**REQUIRED TASK**.
Collect all lines below with the string "Sòcrates".

(Extracted data entries)
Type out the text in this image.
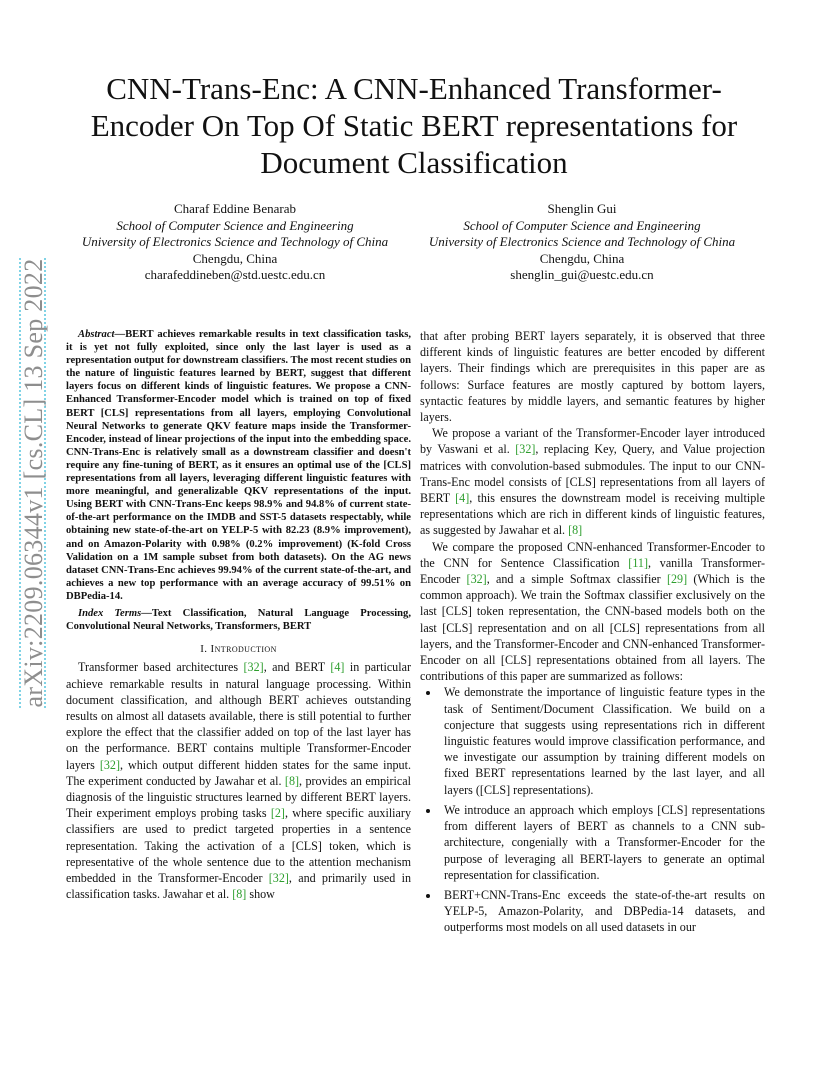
arXiv:2209.06344v1 [cs.CL] 13 Sep 2022
CNN-Trans-Enc: A CNN-Enhanced Transformer-Encoder On Top Of Static BERT representations for Document Classification
Charaf Eddine Benarab
School of Computer Science and Engineering
University of Electronics Science and Technology of China
Chengdu, China
charafeddineben@std.uestc.edu.cn
Shenglin Gui
School of Computer Science and Engineering
University of Electronics Science and Technology of China
Chengdu, China
shenglin_gui@uestc.edu.cn

Abstract—BERT achieves remarkable results in text classification tasks, it is yet not fully exploited, since only the last layer is used as a representation output for downstream classifiers. The most recent studies on the nature of linguistic features learned by BERT, suggest that different layers focus on different kinds of linguistic features. We propose a CNN-Enhanced Transformer-Encoder model which is trained on top of fixed BERT [CLS] representations from all layers, employing Convolutional Neural Networks to generate QKV feature maps inside the Transformer-Encoder, instead of linear projections of the input into the embedding space. CNN-Trans-Enc is relatively small as a downstream classifier and doesn't require any fine-tuning of BERT, as it ensures an optimal use of the [CLS] representations from all layers, leveraging different linguistic features with more meaningful, and generalizable QKV representations of the input. Using BERT with CNN-Trans-Enc keeps 98.9% and 94.8% of current state-of-the-art performance on the IMDB and SST-5 datasets respectably, while obtaining new state-of-the-art on YELP-5 with 82.23 (8.9% improvement), and on Amazon-Polarity with 0.98% (0.2% improvement) (K-fold Cross Validation on a 1M sample subset from both datasets). On the AG news dataset CNN-Trans-Enc achieves 99.94% of the current state-of-the-art, and achieves a new top performance with an average accuracy of 99.51% on DBPedia-14.

Index Terms—Text Classification, Natural Language Processing, Convolutional Neural Networks, Transformers, BERT

I. Introduction

Transformer based architectures [32], and BERT [4] in particular achieve remarkable results in natural language processing. Within document classification, and although BERT achieves outstanding results on almost all datasets available, there is still potential to further explore the effect that the classifier added on top of the last layer has on the performance. BERT contains multiple Transformer-Encoder layers [32], which output different hidden states for the same input. The experiment conducted by Jawahar et al. [8], provides an empirical diagnosis of the linguistic structures learned by different BERT layers. Their experiment employs probing tasks [2], where specific auxiliary classifiers are used to predict targeted properties in a sentence representation. Taking the activation of a [CLS] token, which is representative of the whole sentence due to the attention mechanism embedded in the Transformer-Encoder [32], and primarily used in classification tasks. Jawahar et al. [8] show

that after probing BERT layers separately, it is observed that three different kinds of linguistic features are better encoded by different layers. Their findings which are prerequisites in this paper are as follows: Surface features are mostly captured by bottom layers, syntactic features by middle layers, and semantic features by higher layers.

We propose a variant of the Transformer-Encoder layer introduced by Vaswani et al. [32], replacing Key, Query, and Value projection matrices with convolution-based submodules. The input to our CNN-Trans-Enc model consists of [CLS] representations from all layers of BERT [4], this ensures the downstream model is receiving multiple representations which are rich in different kinds of linguistic features, as suggested by Jawahar et al. [8]

We compare the proposed CNN-enhanced Transformer-Encoder to the CNN for Sentence Classification [11], vanilla Transformer-Encoder [32], and a simple Softmax classifier [29] (Which is the common approach). We train the Softmax classifier exclusively on the last [CLS] token representation, the CNN-based models both on the last [CLS] representation and on all [CLS] representations from all layers, and the Transformer-Encoder and CNN-enhanced Transformer-Encoder on all [CLS] representations obtained from all layers. The contributions of this paper are summarized as follows:

• We demonstrate the importance of linguistic feature types in the task of Sentiment/Document Classification. We build on a conjecture that suggests using representations rich in different linguistic features would improve classification performance, and we investigate our assumption by training different models on fixed BERT representations learned by the last layer, and all layers ([CLS] representations).
• We introduce an approach which employs [CLS] representations from different layers of BERT as channels to a CNN sub-architecture, congenially with a Transformer-Encoder for the purpose of leveraging all BERT-layers to generate an optimal representation for classification.
• BERT+CNN-Trans-Enc exceeds the state-of-the-art results on YELP-5, Amazon-Polarity, and DBPedia-14 datasets, and outperforms most models on all used datasets in our
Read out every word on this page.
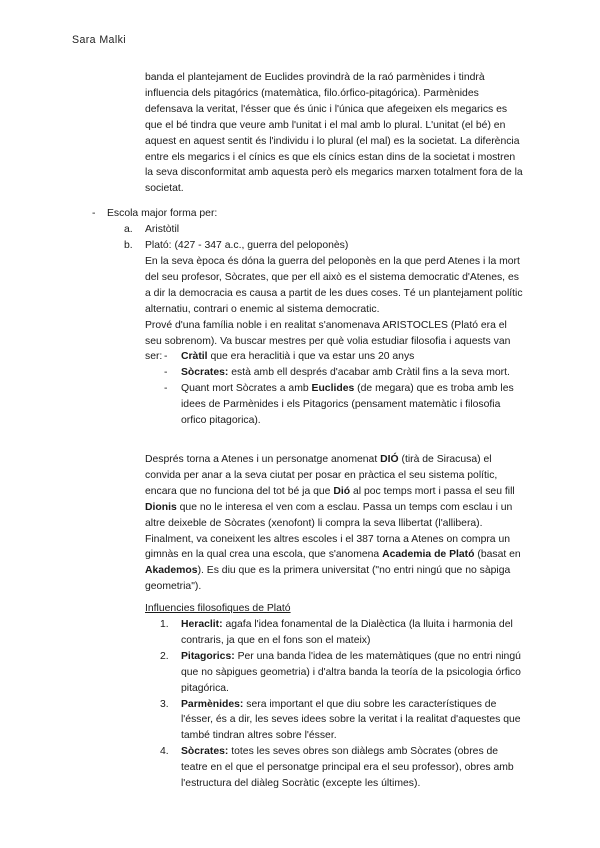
Sara Malki

banda el plantejament de Euclides provindrà de la raó parmènides i tindrà influencia dels pitagórics (matemàtica, filo.órfico-pitagórica). Parmènides defensava la veritat, l'ésser que és únic i l'única que afegeixen els megarics es que el bé tindra que veure amb l'unitat i el mal amb lo plural. L'unitat (el bé) en aquest en aquest sentit és l'individu i lo plural (el mal) es la societat. La diferència entre els megarics i el cínics es que els cínics estan dins de la societat i mostren la seva disconformitat amb aquesta però els megarics marxen totalment fora de la societat.

- Escola major forma per:
a. Aristòtil
b. Plató: (427 - 347 a.c., guerra del peloponès)

En la seva època és dóna la guerra del peloponès en la que perd Atenes i la mort del seu profesor, Sòcrates, que per ell això es el sistema democratic d'Atenes, es a dir la democracia es causa a partit de les dues coses. Té un plantejament polític alternatiu, contrari o enemic al sistema democratic.

Prové d'una família noble i en realitat s'anomenava ARISTOCLES (Plató era el seu sobrenom). Va buscar mestres per què volia estudiar filosofia i aquests van ser: - Cràtil que era heraclitià i que va estar uns 20 anys
- Sòcrates: està amb ell després d'acabar amb Cràtil fins a la seva mort.
- Quant mort Sòcrates a amb Euclides (de megara) que es troba amb les idees de Parmènides i els Pitagorics (pensament matemàtic i filosofia orfico pitagorica).

Després torna a Atenes i un personatge anomenat DIÓ (tirà de Siracusa) el convida per anar a la seva ciutat per posar en pràctica el seu sistema polític, encara que no funciona del tot bé ja que Dió al poc temps mort i passa el seu fill Dionis que no le interesa el ven com a esclau. Passa un temps com esclau i un altre deixeble de Sòcrates (xenofont) li compra la seva llibertat (l'allibera). Finalment, va coneixent les altres escoles i el 387 torna a Atenes on compra un gimnàs en la qual crea una escola, que s'anomena Academia de Plató (basat en Akademos). Es diu que es la primera universitat ("no entri ningú que no sàpiga geometria").

Influencies filosofiques de Plató
1. Heraclit: agafa l'idea fonamental de la Dialèctica (la lluita i harmonia del contraris, ja que en el fons son el mateix)
2. Pitagorics: Per una banda l'idea de les matemàtiques (que no entri ningú que no sàpigues geometria) i d'altra banda la teoría de la psicologia órfico pitagórica.
3. Parmènides: sera important el que diu sobre les característiques de l'ésser, és a dir, les seves idees sobre la veritat i la realitat d'aquestes que també tindran altres sobre l'ésser.
4. Sòcrates: totes les seves obres son diàlegs amb Sòcrates (obres de teatre en el que el personatge principal era el seu professor), obres amb l'estructura del diàleg Socràtic (excepte les últimes).
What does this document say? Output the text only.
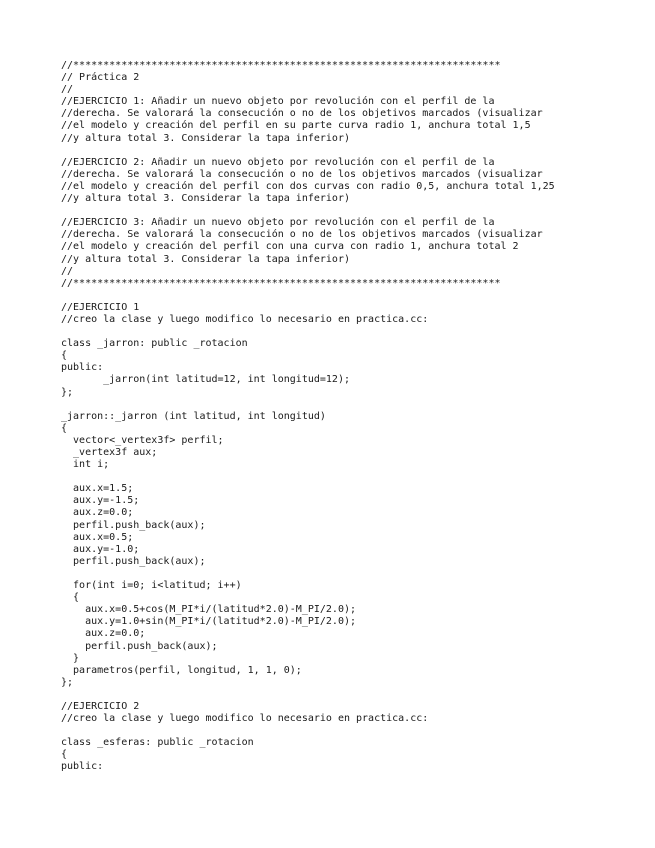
//***********************************************************************
// Práctica 2
//
//EJERCICIO 1: Añadir un nuevo objeto por revolución con el perfil de la
//derecha. Se valorará la consecución o no de los objetivos marcados (visualizar
//el modelo y creación del perfil en su parte curva radio 1, anchura total 1,5
//y altura total 3. Considerar la tapa inferior)
//EJERCICIO 2: Añadir un nuevo objeto por revolución con el perfil de la
//derecha. Se valorará la consecución o no de los objetivos marcados (visualizar
//el modelo y creación del perfil con dos curvas con radio 0,5, anchura total 1,25
//y altura total 3. Considerar la tapa inferior)
//EJERCICIO 3: Añadir un nuevo objeto por revolución con el perfil de la
//derecha. Se valorará la consecución o no de los objetivos marcados (visualizar
//el modelo y creación del perfil con una curva con radio 1, anchura total 2
//y altura total 3. Considerar la tapa inferior)
//
//***********************************************************************
//EJERCICIO 1
//creo la clase y luego modifico lo necesario en practica.cc:
class _jarron: public _rotacion
{
public:
_jarron(int latitud=12, int longitud=12);
};
_jarron::_jarron (int latitud, int longitud)
{
vector<_vertex3f> perfil;
_vertex3f aux;
int i;
aux.x=1.5;
aux.y=-1.5;
aux.z=0.0;
perfil.push_back(aux);
aux.x=0.5;
aux.y=-1.0;
perfil.push_back(aux);
for(int i=0; i<latitud; i++)
{
aux.x=0.5+cos(M_PI*i/(latitud*2.0)-M_PI/2.0);
aux.y=1.0+sin(M_PI*i/(latitud*2.0)-M_PI/2.0);
aux.z=0.0;
perfil.push_back(aux);
}
parametros(perfil, longitud, 1, 1, 0);
};
//EJERCICIO 2
//creo la clase y luego modifico lo necesario en practica.cc:
class _esferas: public _rotacion
{
public:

**CORRECT OUTPUT**.
En la seva època és dóna la guerra del peloponès en la que perd Atenes i la mort del seu profesor, Sòcrates, que per ell això es el sistema democratic d'Atenes, es a dir la democracia es causa a partit de les dues coses. Té un plantejament polític alternatiu, contrari o enemic al sistema democratic.
- Sòcrates: està amb ell després d'acabar amb Cràtil fins a la seva mort.
- Quant mort Sòcrates a amb Euclides (de megara) que es troba amb les idees de Parmènides i els Pitagorics (pensament matemàtic i filosofia orfico pitagorica).
Després torna a Atenes i un personatge anomenat DIÓ (tirà de Siracusa) el convida per anar a la seva ciutat per posar en pràctica el seu sistema polític, encara que no funciona del tot bé ja que Dió al poc temps mort i passa el seu fill Dionis que no le interesa el ven com a esclau. Passa un temps com esclau i un altre deixeble de Sòcrates (xenofont) li compra la seva llibertat (l'allibera). Finalment, va coneixent les altres escoles i el 387 torna a Atenes on compra un gimnàs en la qual crea una escola, que s'anomena Academia de Plató (basat en Akademos). Es diu que es la primera universitat ("no entri ningú que no sàpiga geometria").
4. Sòcrates: totes les seves obres son diàlegs amb Sòcrates (obres de teatre en el que el personatge principal era el seu professor), obres amb l'estructura del diàleg Socràtic (excepte les últimes).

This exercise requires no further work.